» **Task goal**
Search the data for the word "this". Reproduce every line where it is found.

» **Information supplied**
----
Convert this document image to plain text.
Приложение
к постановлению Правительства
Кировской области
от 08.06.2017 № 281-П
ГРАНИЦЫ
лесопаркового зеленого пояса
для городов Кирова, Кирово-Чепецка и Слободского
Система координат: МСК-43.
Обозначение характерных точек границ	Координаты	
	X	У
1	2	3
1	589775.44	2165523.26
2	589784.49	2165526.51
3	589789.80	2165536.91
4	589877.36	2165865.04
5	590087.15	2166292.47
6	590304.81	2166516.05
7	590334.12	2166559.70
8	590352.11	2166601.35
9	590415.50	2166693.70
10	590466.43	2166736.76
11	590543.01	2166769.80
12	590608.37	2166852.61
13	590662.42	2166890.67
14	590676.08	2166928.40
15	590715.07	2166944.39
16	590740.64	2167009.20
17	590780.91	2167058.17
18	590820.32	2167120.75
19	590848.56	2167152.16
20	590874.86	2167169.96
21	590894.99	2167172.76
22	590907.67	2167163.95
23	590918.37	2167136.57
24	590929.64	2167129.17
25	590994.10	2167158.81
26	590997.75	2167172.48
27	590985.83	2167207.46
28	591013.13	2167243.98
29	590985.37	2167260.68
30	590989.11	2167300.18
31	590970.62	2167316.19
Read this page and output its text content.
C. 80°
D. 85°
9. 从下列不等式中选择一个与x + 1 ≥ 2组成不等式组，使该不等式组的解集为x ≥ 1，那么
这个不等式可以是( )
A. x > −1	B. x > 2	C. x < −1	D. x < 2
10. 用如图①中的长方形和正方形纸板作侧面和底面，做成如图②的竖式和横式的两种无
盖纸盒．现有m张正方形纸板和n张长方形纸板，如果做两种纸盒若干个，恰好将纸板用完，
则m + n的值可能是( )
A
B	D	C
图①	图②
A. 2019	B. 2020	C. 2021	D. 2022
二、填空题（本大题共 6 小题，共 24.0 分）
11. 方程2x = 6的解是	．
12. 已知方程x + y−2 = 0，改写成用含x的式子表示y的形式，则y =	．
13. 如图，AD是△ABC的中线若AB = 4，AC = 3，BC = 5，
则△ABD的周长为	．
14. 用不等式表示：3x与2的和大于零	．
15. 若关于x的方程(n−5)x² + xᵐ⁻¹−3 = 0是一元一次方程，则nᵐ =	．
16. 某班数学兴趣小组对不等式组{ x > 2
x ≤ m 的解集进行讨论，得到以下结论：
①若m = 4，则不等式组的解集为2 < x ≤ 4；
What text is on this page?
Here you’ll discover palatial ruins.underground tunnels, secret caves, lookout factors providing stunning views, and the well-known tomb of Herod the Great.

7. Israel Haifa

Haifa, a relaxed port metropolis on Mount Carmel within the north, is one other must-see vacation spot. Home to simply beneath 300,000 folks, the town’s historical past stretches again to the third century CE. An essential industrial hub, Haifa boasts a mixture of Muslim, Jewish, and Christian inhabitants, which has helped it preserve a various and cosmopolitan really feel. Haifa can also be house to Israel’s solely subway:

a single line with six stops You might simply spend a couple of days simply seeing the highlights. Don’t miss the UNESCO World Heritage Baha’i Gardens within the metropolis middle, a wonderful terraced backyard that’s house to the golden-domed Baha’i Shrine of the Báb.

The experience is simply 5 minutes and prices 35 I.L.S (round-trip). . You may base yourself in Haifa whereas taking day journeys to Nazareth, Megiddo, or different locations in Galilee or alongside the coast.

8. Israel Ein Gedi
----
» **Task solution**
Convert this document image to plain text.
Read this page and output its text content.
What text is on this page?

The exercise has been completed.